[Requirements]
Repeat the full listing below verbatim and keep the images out.

--- Begin Material to process ---

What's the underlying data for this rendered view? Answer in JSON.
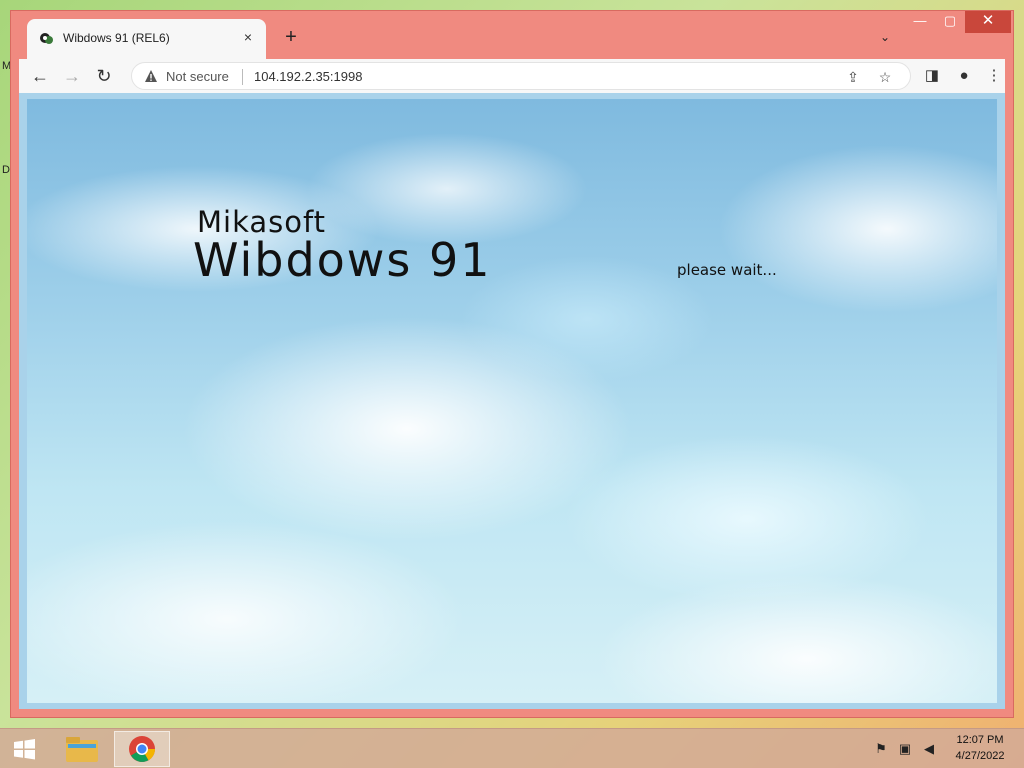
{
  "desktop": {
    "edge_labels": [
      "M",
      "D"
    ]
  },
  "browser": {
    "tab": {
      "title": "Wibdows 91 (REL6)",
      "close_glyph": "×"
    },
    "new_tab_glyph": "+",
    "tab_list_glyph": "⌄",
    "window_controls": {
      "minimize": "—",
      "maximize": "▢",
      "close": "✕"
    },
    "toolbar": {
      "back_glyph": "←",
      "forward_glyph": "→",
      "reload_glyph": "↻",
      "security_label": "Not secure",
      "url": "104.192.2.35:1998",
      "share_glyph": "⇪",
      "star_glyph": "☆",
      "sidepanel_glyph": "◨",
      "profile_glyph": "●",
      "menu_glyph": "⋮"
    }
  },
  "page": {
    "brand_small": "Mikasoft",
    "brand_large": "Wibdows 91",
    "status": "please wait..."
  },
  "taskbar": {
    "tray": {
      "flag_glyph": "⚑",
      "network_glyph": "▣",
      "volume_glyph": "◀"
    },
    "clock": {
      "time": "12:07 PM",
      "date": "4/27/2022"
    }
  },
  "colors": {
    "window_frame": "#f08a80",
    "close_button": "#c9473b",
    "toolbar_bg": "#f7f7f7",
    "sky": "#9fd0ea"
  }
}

--- End Material to process ---

[Full output]
What's the underlying data for this rendered view? Answer in JSON.
{
  "desktop": {
    "edge_labels": [
      "M",
      "D"
    ]
  },
  "browser": {
    "tab": {
      "title": "Wibdows 91 (REL6)",
      "close_glyph": "×"
    },
    "new_tab_glyph": "+",
    "tab_list_glyph": "⌄",
    "window_controls": {
      "minimize": "—",
      "maximize": "▢",
      "close": "✕"
    },
    "toolbar": {
      "back_glyph": "←",
      "forward_glyph": "→",
      "reload_glyph": "↻",
      "security_label": "Not secure",
      "url": "104.192.2.35:1998",
      "share_glyph": "⇪",
      "star_glyph": "☆",
      "sidepanel_glyph": "◨",
      "profile_glyph": "●",
      "menu_glyph": "⋮"
    }
  },
  "page": {
    "brand_small": "Mikasoft",
    "brand_large": "Wibdows 91",
    "status": "please wait..."
  },
  "taskbar": {
    "tray": {
      "flag_glyph": "⚑",
      "network_glyph": "▣",
      "volume_glyph": "◀"
    },
    "clock": {
      "time": "12:07 PM",
      "date": "4/27/2022"
    }
  },
  "colors": {
    "window_frame": "#f08a80",
    "close_button": "#c9473b",
    "toolbar_bg": "#f7f7f7",
    "sky": "#9fd0ea"
  }
}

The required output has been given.